__Written instruction__
Output each entry verbatim and exclude every picture from it.

__Given data__
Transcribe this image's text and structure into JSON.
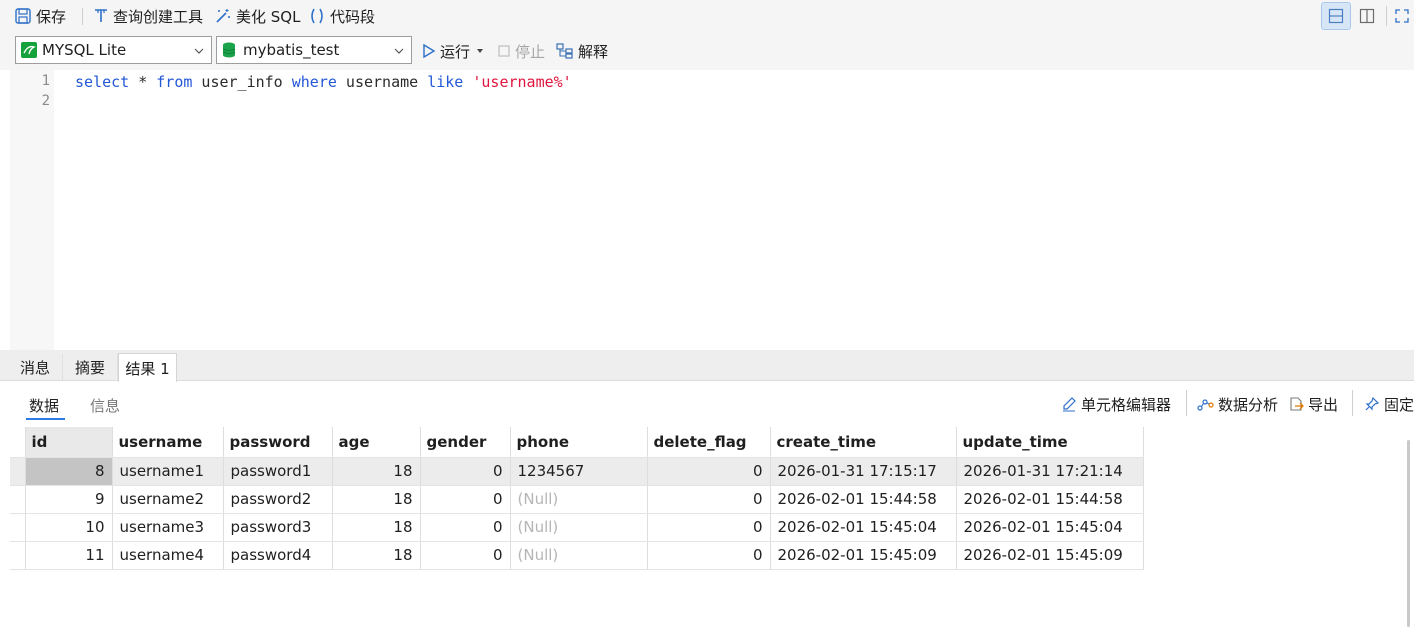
{
  "toolbar": {
    "save": "保存",
    "query_builder": "查询创建工具",
    "beautify_sql": "美化 SQL",
    "code_snippet": "代码段"
  },
  "connection": {
    "name": "MYSQL Lite"
  },
  "database": {
    "name": "mybatis_test"
  },
  "actions": {
    "run": "运行",
    "stop": "停止",
    "explain": "解释"
  },
  "editor": {
    "line_numbers": [
      "1",
      "2"
    ],
    "tokens": {
      "t1": "select",
      "t2": " * ",
      "t3": "from",
      "t4": " user_info ",
      "t5": "where",
      "t6": " username ",
      "t7": "like",
      "t8": " ",
      "t9": "'username%'"
    }
  },
  "result_tabs": [
    "消息",
    "摘要",
    "结果 1"
  ],
  "sub_tabs": [
    "数据",
    "信息"
  ],
  "result_tools": {
    "cell_editor": "单元格编辑器",
    "data_analysis": "数据分析",
    "export": "导出",
    "pin": "固定"
  },
  "grid": {
    "columns": [
      "id",
      "username",
      "password",
      "age",
      "gender",
      "phone",
      "delete_flag",
      "create_time",
      "update_time"
    ],
    "rows": [
      [
        "8",
        "username1",
        "password1",
        "18",
        "0",
        "1234567",
        "0",
        "2026-01-31 17:15:17",
        "2026-01-31 17:21:14"
      ],
      [
        "9",
        "username2",
        "password2",
        "18",
        "0",
        "(Null)",
        "0",
        "2026-02-01 15:44:58",
        "2026-02-01 15:44:58"
      ],
      [
        "10",
        "username3",
        "password3",
        "18",
        "0",
        "(Null)",
        "0",
        "2026-02-01 15:45:04",
        "2026-02-01 15:45:04"
      ],
      [
        "11",
        "username4",
        "password4",
        "18",
        "0",
        "(Null)",
        "0",
        "2026-02-01 15:45:09",
        "2026-02-01 15:45:09"
      ]
    ]
  },
  "colors": {
    "keyword": "#2257d6",
    "string": "#e0153d",
    "null_text": "#b5b5b5",
    "accent": "#2e7be6"
  }
}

__The reply__
Transcribe this image's text and structure into JSON.
{
  "toolbar": {
    "save": "保存",
    "query_builder": "查询创建工具",
    "beautify_sql": "美化 SQL",
    "code_snippet": "代码段"
  },
  "connection": {
    "name": "MYSQL Lite"
  },
  "database": {
    "name": "mybatis_test"
  },
  "actions": {
    "run": "运行",
    "stop": "停止",
    "explain": "解释"
  },
  "editor": {
    "line_numbers": [
      "1",
      "2"
    ],
    "tokens": {
      "t1": "select",
      "t2": " * ",
      "t3": "from",
      "t4": " user_info ",
      "t5": "where",
      "t6": " username ",
      "t7": "like",
      "t8": " ",
      "t9": "'username%'"
    }
  },
  "result_tabs": [
    "消息",
    "摘要",
    "结果 1"
  ],
  "sub_tabs": [
    "数据",
    "信息"
  ],
  "result_tools": {
    "cell_editor": "单元格编辑器",
    "data_analysis": "数据分析",
    "export": "导出",
    "pin": "固定"
  },
  "grid": {
    "columns": [
      "id",
      "username",
      "password",
      "age",
      "gender",
      "phone",
      "delete_flag",
      "create_time",
      "update_time"
    ],
    "rows": [
      [
        "8",
        "username1",
        "password1",
        "18",
        "0",
        "1234567",
        "0",
        "2026-01-31 17:15:17",
        "2026-01-31 17:21:14"
      ],
      [
        "9",
        "username2",
        "password2",
        "18",
        "0",
        "(Null)",
        "0",
        "2026-02-01 15:44:58",
        "2026-02-01 15:44:58"
      ],
      [
        "10",
        "username3",
        "password3",
        "18",
        "0",
        "(Null)",
        "0",
        "2026-02-01 15:45:04",
        "2026-02-01 15:45:04"
      ],
      [
        "11",
        "username4",
        "password4",
        "18",
        "0",
        "(Null)",
        "0",
        "2026-02-01 15:45:09",
        "2026-02-01 15:45:09"
      ]
    ]
  },
  "colors": {
    "keyword": "#2257d6",
    "string": "#e0153d",
    "null_text": "#b5b5b5",
    "accent": "#2e7be6"
  }
}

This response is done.